>> begin
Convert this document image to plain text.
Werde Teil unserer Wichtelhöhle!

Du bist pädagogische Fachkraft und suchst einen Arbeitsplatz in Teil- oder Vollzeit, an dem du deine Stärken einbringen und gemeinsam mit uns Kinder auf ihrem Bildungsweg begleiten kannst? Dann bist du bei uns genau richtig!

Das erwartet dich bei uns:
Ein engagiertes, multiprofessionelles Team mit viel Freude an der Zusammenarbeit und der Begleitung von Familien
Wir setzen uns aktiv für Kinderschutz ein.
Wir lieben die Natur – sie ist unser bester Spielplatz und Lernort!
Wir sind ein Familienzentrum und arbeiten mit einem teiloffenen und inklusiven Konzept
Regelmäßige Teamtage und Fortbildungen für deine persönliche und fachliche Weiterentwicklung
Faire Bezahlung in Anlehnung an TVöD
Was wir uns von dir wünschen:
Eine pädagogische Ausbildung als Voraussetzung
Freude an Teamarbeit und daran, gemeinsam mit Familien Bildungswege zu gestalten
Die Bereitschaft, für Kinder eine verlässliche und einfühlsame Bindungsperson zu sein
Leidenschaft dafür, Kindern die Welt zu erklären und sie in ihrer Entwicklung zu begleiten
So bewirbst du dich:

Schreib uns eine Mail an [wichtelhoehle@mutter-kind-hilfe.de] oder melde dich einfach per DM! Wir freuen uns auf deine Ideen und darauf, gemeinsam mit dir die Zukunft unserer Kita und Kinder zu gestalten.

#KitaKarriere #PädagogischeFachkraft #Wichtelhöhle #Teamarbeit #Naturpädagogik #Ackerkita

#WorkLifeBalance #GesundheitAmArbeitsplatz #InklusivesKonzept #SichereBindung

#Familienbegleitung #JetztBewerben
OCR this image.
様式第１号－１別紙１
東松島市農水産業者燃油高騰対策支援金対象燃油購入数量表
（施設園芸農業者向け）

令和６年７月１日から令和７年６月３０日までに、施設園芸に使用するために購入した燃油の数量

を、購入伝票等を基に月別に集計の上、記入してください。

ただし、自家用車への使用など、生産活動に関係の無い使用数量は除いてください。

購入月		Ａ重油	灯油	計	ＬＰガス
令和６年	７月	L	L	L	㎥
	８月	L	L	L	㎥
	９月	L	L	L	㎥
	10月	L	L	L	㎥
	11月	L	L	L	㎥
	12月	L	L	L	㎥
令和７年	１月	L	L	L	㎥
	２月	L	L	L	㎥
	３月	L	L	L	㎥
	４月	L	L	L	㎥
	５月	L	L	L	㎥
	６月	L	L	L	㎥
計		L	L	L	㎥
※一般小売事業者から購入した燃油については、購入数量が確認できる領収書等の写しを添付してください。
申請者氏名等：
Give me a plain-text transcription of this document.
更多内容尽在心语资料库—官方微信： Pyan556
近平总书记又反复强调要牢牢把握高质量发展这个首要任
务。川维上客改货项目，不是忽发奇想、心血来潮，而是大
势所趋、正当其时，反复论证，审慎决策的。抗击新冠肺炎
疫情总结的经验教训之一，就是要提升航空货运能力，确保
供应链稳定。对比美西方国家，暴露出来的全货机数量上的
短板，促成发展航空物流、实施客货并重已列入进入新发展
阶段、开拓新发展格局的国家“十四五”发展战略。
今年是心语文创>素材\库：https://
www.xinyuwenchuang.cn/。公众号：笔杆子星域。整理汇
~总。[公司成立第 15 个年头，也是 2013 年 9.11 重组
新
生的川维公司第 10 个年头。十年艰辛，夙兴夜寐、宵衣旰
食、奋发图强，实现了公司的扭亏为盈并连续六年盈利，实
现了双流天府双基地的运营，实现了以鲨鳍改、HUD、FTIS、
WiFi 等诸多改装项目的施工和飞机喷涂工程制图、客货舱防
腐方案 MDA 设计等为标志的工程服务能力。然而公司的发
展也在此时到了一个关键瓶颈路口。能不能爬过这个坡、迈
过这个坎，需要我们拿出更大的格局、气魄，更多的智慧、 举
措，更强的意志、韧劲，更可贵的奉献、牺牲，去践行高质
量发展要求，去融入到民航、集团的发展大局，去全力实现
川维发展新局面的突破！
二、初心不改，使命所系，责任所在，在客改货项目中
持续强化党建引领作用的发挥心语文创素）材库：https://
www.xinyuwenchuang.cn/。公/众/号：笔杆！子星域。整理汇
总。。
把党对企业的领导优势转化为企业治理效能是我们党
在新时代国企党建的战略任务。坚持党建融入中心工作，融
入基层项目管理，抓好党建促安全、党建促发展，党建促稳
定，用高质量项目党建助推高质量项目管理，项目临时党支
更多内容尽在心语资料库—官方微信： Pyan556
>> end
■ Task instructions: Give back the whole listing exactly as it reads.

■ Answer to this exercise:
Convert this document image to plain text.
Werde Teil unserer Wichtelhöhle!

Du bist pädagogische Fachkraft und suchst einen Arbeitsplatz in Teil- oder Vollzeit, an dem du deine Stärken einbringen und gemeinsam mit uns Kinder auf ihrem Bildungsweg begleiten kannst? Dann bist du bei uns genau richtig!

Das erwartet dich bei uns:
Ein engagiertes, multiprofessionelles Team mit viel Freude an der Zusammenarbeit und der Begleitung von Familien
Wir setzen uns aktiv für Kinderschutz ein.
Wir lieben die Natur – sie ist unser bester Spielplatz und Lernort!
Wir sind ein Familienzentrum und arbeiten mit einem teiloffenen und inklusiven Konzept
Regelmäßige Teamtage und Fortbildungen für deine persönliche und fachliche Weiterentwicklung
Faire Bezahlung in Anlehnung an TVöD
Was wir uns von dir wünschen:
Eine pädagogische Ausbildung als Voraussetzung
Freude an Teamarbeit und daran, gemeinsam mit Familien Bildungswege zu gestalten
Die Bereitschaft, für Kinder eine verlässliche und einfühlsame Bindungsperson zu sein
Leidenschaft dafür, Kindern die Welt zu erklären und sie in ihrer Entwicklung zu begleiten
So bewirbst du dich:

Schreib uns eine Mail an [wichtelhoehle@mutter-kind-hilfe.de] oder melde dich einfach per DM! Wir freuen uns auf deine Ideen und darauf, gemeinsam mit dir die Zukunft unserer Kita und Kinder zu gestalten.

#KitaKarriere #PädagogischeFachkraft #Wichtelhöhle #Teamarbeit #Naturpädagogik #Ackerkita

#WorkLifeBalance #GesundheitAmArbeitsplatz #InklusivesKonzept #SichereBindung

#Familienbegleitung #JetztBewerben
OCR this image.
様式第１号－１別紙１
東松島市農水産業者燃油高騰対策支援金対象燃油購入数量表
（施設園芸農業者向け）

令和６年７月１日から令和７年６月３０日までに、施設園芸に使用するために購入した燃油の数量

を、購入伝票等を基に月別に集計の上、記入してください。

ただし、自家用車への使用など、生産活動に関係の無い使用数量は除いてください。

購入月		Ａ重油	灯油	計	ＬＰガス
令和６年	７月	L	L	L	㎥
	８月	L	L	L	㎥
	９月	L	L	L	㎥
	10月	L	L	L	㎥
	11月	L	L	L	㎥
	12月	L	L	L	㎥
令和７年	１月	L	L	L	㎥
	２月	L	L	L	㎥
	３月	L	L	L	㎥
	４月	L	L	L	㎥
	５月	L	L	L	㎥
	６月	L	L	L	㎥
計		L	L	L	㎥
※一般小売事業者から購入した燃油については、購入数量が確認できる領収書等の写しを添付してください。
申請者氏名等：
Give me a plain-text transcription of this document.
更多内容尽在心语资料库—官方微信： Pyan556
近平总书记又反复强调要牢牢把握高质量发展这个首要任
务。川维上客改货项目，不是忽发奇想、心血来潮，而是大
势所趋、正当其时，反复论证，审慎决策的。抗击新冠肺炎
疫情总结的经验教训之一，就是要提升航空货运能力，确保
供应链稳定。对比美西方国家，暴露出来的全货机数量上的
短板，促成发展航空物流、实施客货并重已列入进入新发展
阶段、开拓新发展格局的国家“十四五”发展战略。
今年是心语文创>素材\库：https://
www.xinyuwenchuang.cn/。公众号：笔杆子星域。整理汇
~总。[公司成立第 15 个年头，也是 2013 年 9.11 重组
新
生的川维公司第 10 个年头。十年艰辛，夙兴夜寐、宵衣旰
食、奋发图强，实现了公司的扭亏为盈并连续六年盈利，实
现了双流天府双基地的运营，实现了以鲨鳍改、HUD、FTIS、
WiFi 等诸多改装项目的施工和飞机喷涂工程制图、客货舱防
腐方案 MDA 设计等为标志的工程服务能力。然而公司的发
展也在此时到了一个关键瓶颈路口。能不能爬过这个坡、迈
过这个坎，需要我们拿出更大的格局、气魄，更多的智慧、 举
措，更强的意志、韧劲，更可贵的奉献、牺牲，去践行高质
量发展要求，去融入到民航、集团的发展大局，去全力实现
川维发展新局面的突破！
二、初心不改，使命所系，责任所在，在客改货项目中
持续强化党建引领作用的发挥心语文创素）材库：https://
www.xinyuwenchuang.cn/。公/众/号：笔杆！子星域。整理汇
总。。
把党对企业的领导优势转化为企业治理效能是我们党
在新时代国企党建的战略任务。坚持党建融入中心工作，融
入基层项目管理，抓好党建促安全、党建促发展，党建促稳
定，用高质量项目党建助推高质量项目管理，项目临时党支
更多内容尽在心语资料库—官方微信： Pyan556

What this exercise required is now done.